• [GOAL] Locate all lines with the word "以某电梯企业的" and copy them out.

• [EXERCISE MATERIAL]
-- begin --

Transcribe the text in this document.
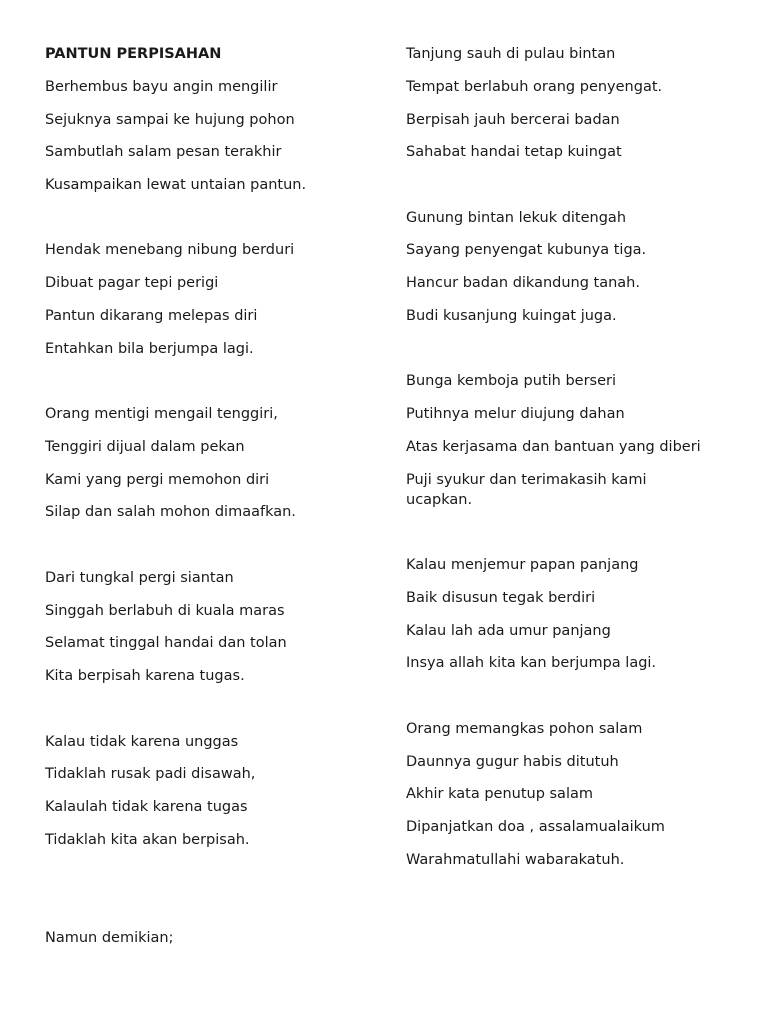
PANTUN PERPISAHAN
Berhembus bayu angin mengilir
Sejuknya sampai ke hujung pohon
Sambutlah salam pesan terakhir
Kusampaikan lewat untaian pantun.
Hendak menebang nibung berduri
Dibuat pagar tepi perigi
Pantun dikarang melepas diri
Entahkan bila berjumpa lagi.
Orang mentigi mengail tenggiri,
Tenggiri dijual dalam pekan
Kami yang pergi memohon diri
Silap dan salah mohon dimaafkan.
Dari tungkal pergi siantan
Singgah berlabuh di kuala maras
Selamat tinggal handai dan tolan
Kita berpisah karena tugas.
Kalau tidak karena unggas
Tidaklah rusak padi disawah,
Kalaulah tidak karena tugas
Tidaklah kita akan berpisah.
Namun demikian;
Tanjung sauh di pulau bintan
Tempat berlabuh orang penyengat.
Berpisah jauh bercerai badan
Sahabat handai tetap kuingat
Gunung bintan lekuk ditengah
Sayang penyengat kubunya tiga.
Hancur badan dikandung tanah.
Budi kusanjung kuingat juga.
Bunga kemboja putih berseri
Putihnya melur diujung dahan
Atas kerjasama dan bantuan yang diberi
Puji syukur dan terimakasih kami ucapkan.
Kalau menjemur papan panjang
Baik disusun tegak berdiri
Kalau lah ada umur panjang
Insya allah kita kan berjumpa lagi.
Orang memangkas pohon salam
Daunnya gugur habis ditutuh
Akhir kata penutup salam
Dipanjatkan doa , assalamualaikum
Warahmatullahi wabarakatuh.
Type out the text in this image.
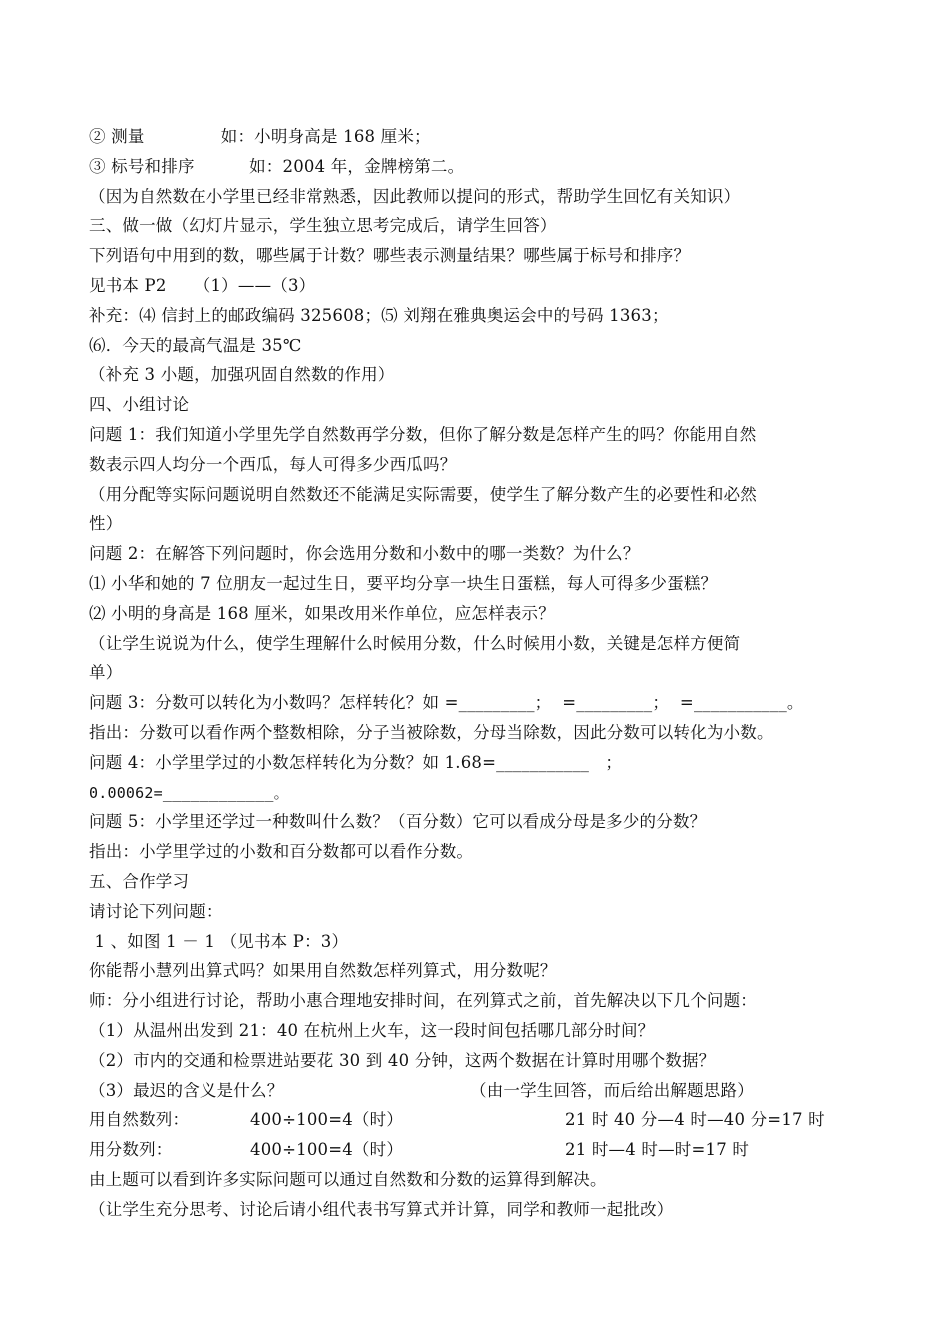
② 测量              如：小明身高是 168 厘米；
③ 标号和排序          如：2004 年，金牌榜第二。
（因为自然数在小学里已经非常熟悉，因此教师以提问的形式，帮助学生回忆有关知识）
三、做一做（幻灯片显示，学生独立思考完成后，请学生回答）
下列语句中用到的数，哪些属于计数？哪些表示测量结果？哪些属于标号和排序？
见书本 P2     （1）——（3）
补充：⑷ 信封上的邮政编码 325608；⑸ 刘翔在雅典奥运会中的号码 1363；
⑹．今天的最高气温是 35℃
（补充 3 小题，加强巩固自然数的作用）
四、小组讨论
问题 1：我们知道小学里先学自然数再学分数，但你了解分数是怎样产生的吗？你能用自然
数表示四人均分一个西瓜，每人可得多少西瓜吗？
（用分配等实际问题说明自然数还不能满足实际需要，使学生了解分数产生的必要性和必然
性）
问题 2：在解答下列问题时，你会选用分数和小数中的哪一类数？为什么？
⑴ 小华和她的 7 位朋友一起过生日，要平均分享一块生日蛋糕，每人可得多少蛋糕？
⑵ 小明的身高是 168 厘米，如果改用米作单位，应怎样表示？
（让学生说说为什么，使学生理解什么时候用分数，什么时候用小数，关键是怎样方便简
单）
问题 3：分数可以转化为小数吗？怎样转化？如 =_________；  =_________；  =___________。
指出：分数可以看作两个整数相除，分子当被除数，分母当除数，因此分数可以转化为小数。
问题 4：小学里学过的小数怎样转化为分数？如 1.68=___________   ；
0.00062=____________。
问题 5：小学里还学过一种数叫什么数？（百分数）它可以看成分母是多少的分数？
指出：小学里学过的小数和百分数都可以看作分数。
五、合作学习
请讨论下列问题：
1 、如图 1 － 1 （见书本 P：3）
你能帮小慧列出算式吗？如果用自然数怎样列算式，用分数呢？
师：分小组进行讨论，帮助小惠合理地安排时间，在列算式之前，首先解决以下几个问题：
（1）从温州出发到 21：40 在杭州上火车，这一段时间包括哪几部分时间？
（2）市内的交通和检票进站要花 30 到 40 分钟，这两个数据在计算时用哪个数据？
（3）最迟的含义是什么？	（由一学生回答，而后给出解题思路）
用自然数列：	400÷100=4（时）	21 时 40 分—4 时—40 分=17 时
用分数列：	400÷100=4（时）	21 时—4 时—时=17 时
由上题可以看到许多实际问题可以通过自然数和分数的运算得到解决。
（让学生充分思考、讨论后请小组代表书写算式并计算，同学和教师一起批改）
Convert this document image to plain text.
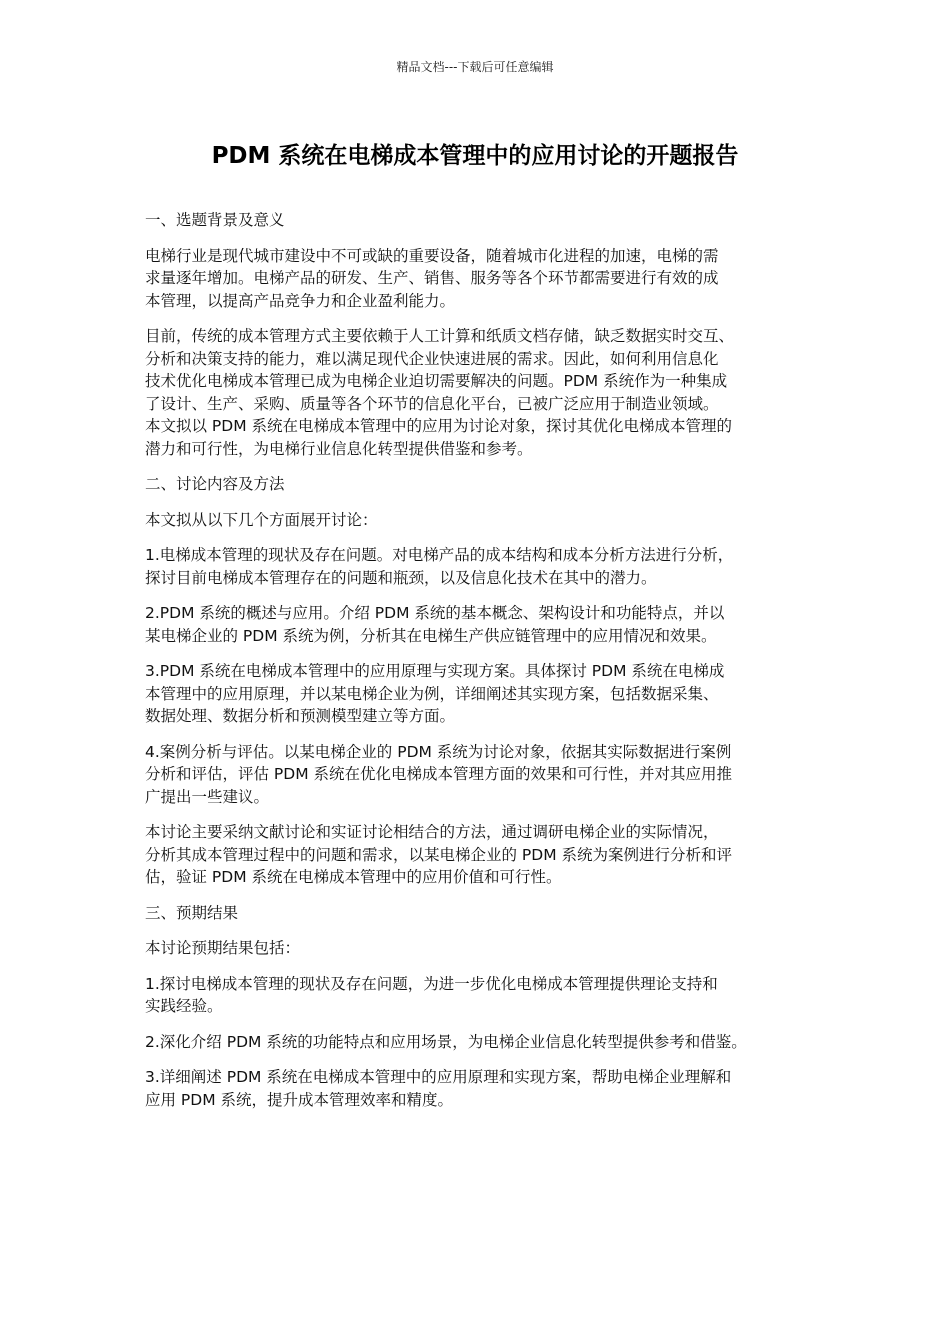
精品文档---下载后可任意编辑
PDM 系统在电梯成本管理中的应用讨论的开题报告

一、选题背景及意义

电梯行业是现代城市建设中不可或缺的重要设备，随着城市化进程的加速，电梯的需
求量逐年增加。电梯产品的研发、生产、销售、服务等各个环节都需要进行有效的成
本管理，以提高产品竞争力和企业盈利能力。

目前，传统的成本管理方式主要依赖于人工计算和纸质文档存储，缺乏数据实时交互、
分析和决策支持的能力，难以满足现代企业快速进展的需求。因此，如何利用信息化
技术优化电梯成本管理已成为电梯企业迫切需要解决的问题。PDM 系统作为一种集成
了设计、生产、采购、质量等各个环节的信息化平台，已被广泛应用于制造业领域。
本文拟以 PDM 系统在电梯成本管理中的应用为讨论对象，探讨其优化电梯成本管理的
潜力和可行性，为电梯行业信息化转型提供借鉴和参考。

二、讨论内容及方法

本文拟从以下几个方面展开讨论：

1.电梯成本管理的现状及存在问题。对电梯产品的成本结构和成本分析方法进行分析，
探讨目前电梯成本管理存在的问题和瓶颈，以及信息化技术在其中的潜力。

2.PDM 系统的概述与应用。介绍 PDM 系统的基本概念、架构设计和功能特点，并以
某电梯企业的 PDM 系统为例，分析其在电梯生产供应链管理中的应用情况和效果。

3.PDM 系统在电梯成本管理中的应用原理与实现方案。具体探讨 PDM 系统在电梯成
本管理中的应用原理，并以某电梯企业为例，详细阐述其实现方案，包括数据采集、
数据处理、数据分析和预测模型建立等方面。

4.案例分析与评估。以某电梯企业的 PDM 系统为讨论对象，依据其实际数据进行案例
分析和评估，评估 PDM 系统在优化电梯成本管理方面的效果和可行性，并对其应用推
广提出一些建议。

本讨论主要采纳文献讨论和实证讨论相结合的方法，通过调研电梯企业的实际情况，
分析其成本管理过程中的问题和需求，以某电梯企业的 PDM 系统为案例进行分析和评
估，验证 PDM 系统在电梯成本管理中的应用价值和可行性。

三、预期结果

本讨论预期结果包括：

1.探讨电梯成本管理的现状及存在问题，为进一步优化电梯成本管理提供理论支持和
实践经验。

2.深化介绍 PDM 系统的功能特点和应用场景，为电梯企业信息化转型提供参考和借鉴。

3.详细阐述 PDM 系统在电梯成本管理中的应用原理和实现方案，帮助电梯企业理解和
应用 PDM 系统，提升成本管理效率和精度。
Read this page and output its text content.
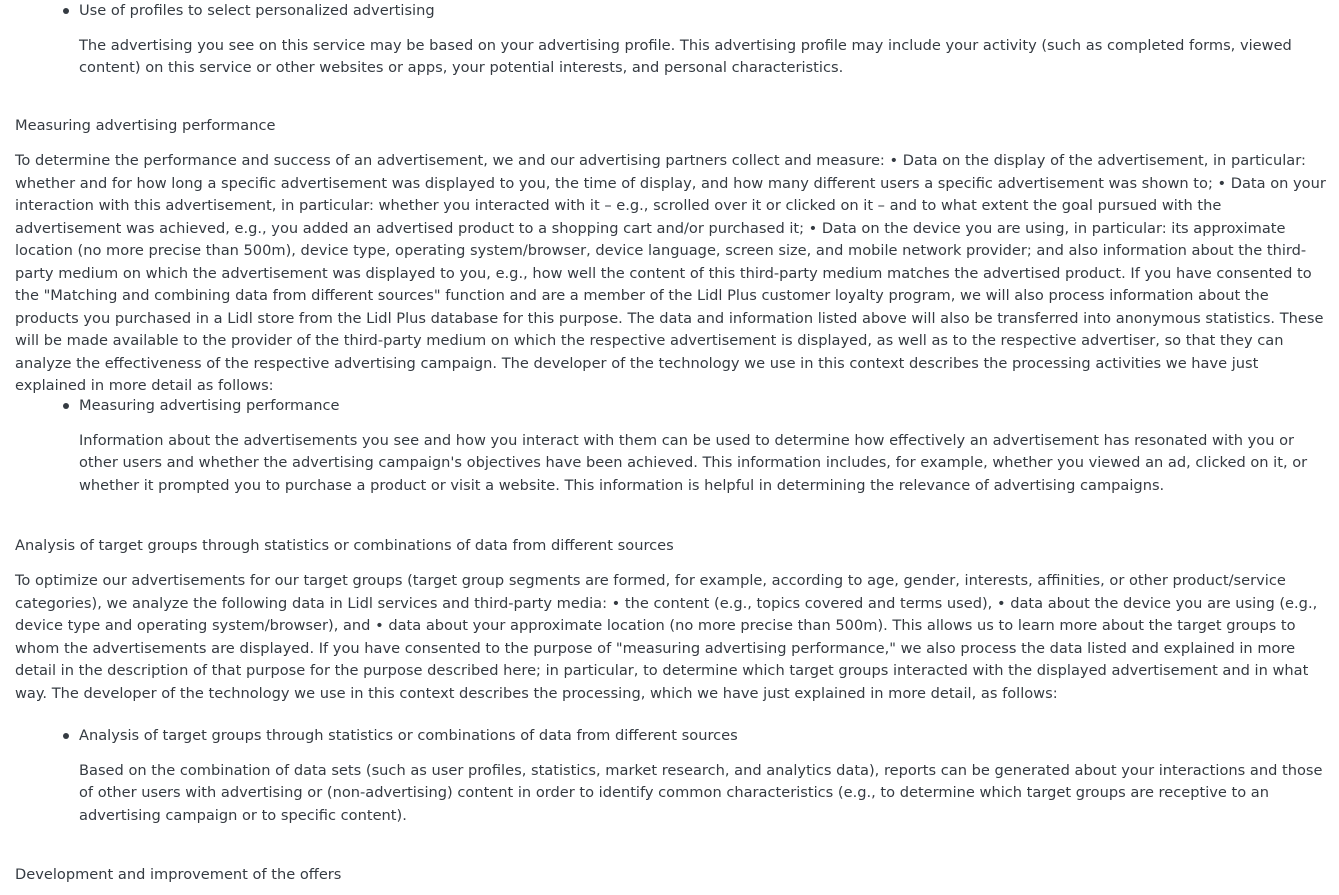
Use of profiles to select personalized advertising

The advertising you see on this service may be based on your advertising profile. This advertising profile may include your activity (such as completed forms, viewed content) on this service or other websites or apps, your potential interests, and personal characteristics.

Measuring advertising performance

To determine the performance and success of an advertisement, we and our advertising partners collect and measure: • Data on the display of the advertisement, in particular: whether and for how long a specific advertisement was displayed to you, the time of display, and how many different users a specific advertisement was shown to; • Data on your interaction with this advertisement, in particular: whether you interacted with it – e.g., scrolled over it or clicked on it – and to what extent the goal pursued with the advertisement was achieved, e.g., you added an advertised product to a shopping cart and/or purchased it; • Data on the device you are using, in particular: its approximate location (no more precise than 500m), device type, operating system/browser, device language, screen size, and mobile network provider; and also information about the third-party medium on which the advertisement was displayed to you, e.g., how well the content of this third-party medium matches the advertised product. If you have consented to the "Matching and combining data from different sources" function and are a member of the Lidl Plus customer loyalty program, we will also process information about the products you purchased in a Lidl store from the Lidl Plus database for this purpose. The data and information listed above will also be transferred into anonymous statistics. These will be made available to the provider of the third-party medium on which the respective advertisement is displayed, as well as to the respective advertiser, so that they can analyze the effectiveness of the respective advertising campaign. The developer of the technology we use in this context describes the processing activities we have just explained in more detail as follows:

Measuring advertising performance

Information about the advertisements you see and how you interact with them can be used to determine how effectively an advertisement has resonated with you or other users and whether the advertising campaign's objectives have been achieved. This information includes, for example, whether you viewed an ad, clicked on it, or whether it prompted you to purchase a product or visit a website. This information is helpful in determining the relevance of advertising campaigns.

Analysis of target groups through statistics or combinations of data from different sources

To optimize our advertisements for our target groups (target group segments are formed, for example, according to age, gender, interests, affinities, or other product/service categories), we analyze the following data in Lidl services and third-party media: • the content (e.g., topics covered and terms used), • data about the device you are using (e.g., device type and operating system/browser), and • data about your approximate location (no more precise than 500m). This allows us to learn more about the target groups to whom the advertisements are displayed. If you have consented to the purpose of "measuring advertising performance," we also process the data listed and explained in more detail in the description of that purpose for the purpose described here; in particular, to determine which target groups interacted with the displayed advertisement and in what way. The developer of the technology we use in this context describes the processing, which we have just explained in more detail, as follows:

Analysis of target groups through statistics or combinations of data from different sources

Based on the combination of data sets (such as user profiles, statistics, market research, and analytics data), reports can be generated about your interactions and those of other users with advertising or (non-advertising) content in order to identify common characteristics (e.g., to determine which target groups are receptive to an advertising campaign or to specific content).

Development and improvement of the offers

-- end --

• [THE SOLUTION]
4.案例分析与评估。以某电梯企业的 PDM 系统为讨论对象，依据其实际数据进行案例
分析其成本管理过程中的问题和需求，以某电梯企业的 PDM 系统为案例进行分析和评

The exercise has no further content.